Aim of the exercise: Leaving out all images, write out the records that follow exactly.

--- begin Entries shown ---

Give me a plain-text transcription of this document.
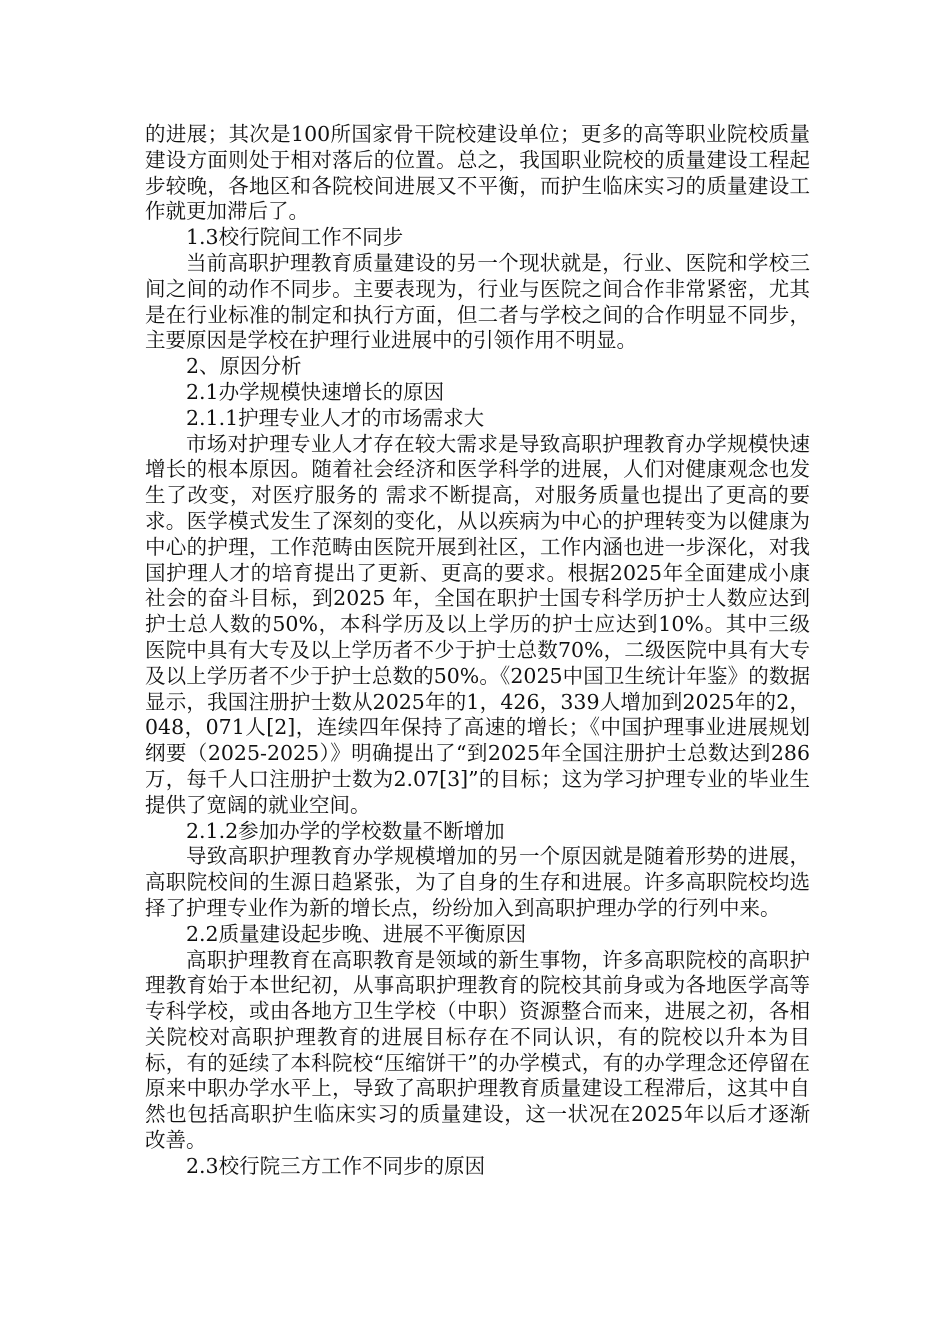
的进展；其次是100所国家骨干院校建设单位；更多的高等职业院校质量建设方面则处于相对落后的位置。总之，我国职业院校的质量建设工程起步较晚，各地区和各院校间进展又不平衡，而护生临床实习的质量建设工作就更加滞后了。

1.3校行院间工作不同步

当前高职护理教育质量建设的另一个现状就是，行业、医院和学校三间之间的动作不同步。主要表现为，行业与医院之间合作非常紧密，尤其是在行业标准的制定和执行方面，但二者与学校之间的合作明显不同步，主要原因是学校在护理行业进展中的引领作用不明显。

2、原因分析

2.1办学规模快速增长的原因

2.1.1护理专业人才的市场需求大

市场对护理专业人才存在较大需求是导致高职护理教育办学规模快速增长的根本原因。随着社会经济和医学科学的进展，人们对健康观念也发生了改变，对医疗服务的 需求不断提高，对服务质量也提出了更高的要求。医学模式发生了深刻的变化，从以疾病为中心的护理转变为以健康为中心的护理，工作范畴由医院开展到社区，工作内涵也进一步深化，对我国护理人才的培育提出了更新、更高的要求。根据2025年全面建成小康社会的奋斗目标，到2025 年，全国在职护士国专科学历护士人数应达到护士总人数的50%，本科学历及以上学历的护士应达到10%。其中三级医院中具有大专及以上学历者不少于护士总数70%，二级医院中具有大专及以上学历者不少于护士总数的50%。《2025中国卫生统计年鉴》的数据显示，我国注册护士数从2025年的1，426，339人增加到2025年的2，048，071人[2]，连续四年保持了高速的增长；《中国护理事业进展规划纲要（2025-2025）》明确提出了“到2025年全国注册护士总数达到286万，每千人口注册护士数为2.07[3]”的目标；这为学习护理专业的毕业生提供了宽阔的就业空间。

2.1.2参加办学的学校数量不断增加

导致高职护理教育办学规模增加的另一个原因就是随着形势的进展，高职院校间的生源日趋紧张，为了自身的生存和进展。许多高职院校均选择了护理专业作为新的增长点，纷纷加入到高职护理办学的行列中来。

2.2质量建设起步晚、进展不平衡原因

高职护理教育在高职教育是领域的新生事物，许多高职院校的高职护理教育始于本世纪初，从事高职护理教育的院校其前身或为各地医学高等专科学校，或由各地方卫生学校（中职）资源整合而来，进展之初，各相关院校对高职护理教育的进展目标存在不同认识，有的院校以升本为目标，有的延续了本科院校“压缩饼干”的办学模式，有的办学理念还停留在原来中职办学水平上，导致了高职护理教育质量建设工程滞后，这其中自然也包括高职护生临床实习的质量建设，这一状况在2025年以后才逐渐改善。

2.3校行院三方工作不同步的原因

--- end Entries shown ---

Written answer:
Give me a plain-text transcription of this document.
的进展；其次是100所国家骨干院校建设单位；更多的高等职业院校质量建设方面则处于相对落后的位置。总之，我国职业院校的质量建设工程起步较晚，各地区和各院校间进展又不平衡，而护生临床实习的质量建设工作就更加滞后了。

1.3校行院间工作不同步

当前高职护理教育质量建设的另一个现状就是，行业、医院和学校三间之间的动作不同步。主要表现为，行业与医院之间合作非常紧密，尤其是在行业标准的制定和执行方面，但二者与学校之间的合作明显不同步，主要原因是学校在护理行业进展中的引领作用不明显。

2、原因分析

2.1办学规模快速增长的原因

2.1.1护理专业人才的市场需求大

市场对护理专业人才存在较大需求是导致高职护理教育办学规模快速增长的根本原因。随着社会经济和医学科学的进展，人们对健康观念也发生了改变，对医疗服务的 需求不断提高，对服务质量也提出了更高的要求。医学模式发生了深刻的变化，从以疾病为中心的护理转变为以健康为中心的护理，工作范畴由医院开展到社区，工作内涵也进一步深化，对我国护理人才的培育提出了更新、更高的要求。根据2025年全面建成小康社会的奋斗目标，到2025 年，全国在职护士国专科学历护士人数应达到护士总人数的50%，本科学历及以上学历的护士应达到10%。其中三级医院中具有大专及以上学历者不少于护士总数70%，二级医院中具有大专及以上学历者不少于护士总数的50%。《2025中国卫生统计年鉴》的数据显示，我国注册护士数从2025年的1，426，339人增加到2025年的2，048，071人[2]，连续四年保持了高速的增长；《中国护理事业进展规划纲要（2025-2025）》明确提出了“到2025年全国注册护士总数达到286万，每千人口注册护士数为2.07[3]”的目标；这为学习护理专业的毕业生提供了宽阔的就业空间。

2.1.2参加办学的学校数量不断增加

导致高职护理教育办学规模增加的另一个原因就是随着形势的进展，高职院校间的生源日趋紧张，为了自身的生存和进展。许多高职院校均选择了护理专业作为新的增长点，纷纷加入到高职护理办学的行列中来。

2.2质量建设起步晚、进展不平衡原因

高职护理教育在高职教育是领域的新生事物，许多高职院校的高职护理教育始于本世纪初，从事高职护理教育的院校其前身或为各地医学高等专科学校，或由各地方卫生学校（中职）资源整合而来，进展之初，各相关院校对高职护理教育的进展目标存在不同认识，有的院校以升本为目标，有的延续了本科院校“压缩饼干”的办学模式，有的办学理念还停留在原来中职办学水平上，导致了高职护理教育质量建设工程滞后，这其中自然也包括高职护生临床实习的质量建设，这一状况在2025年以后才逐渐改善。

2.3校行院三方工作不同步的原因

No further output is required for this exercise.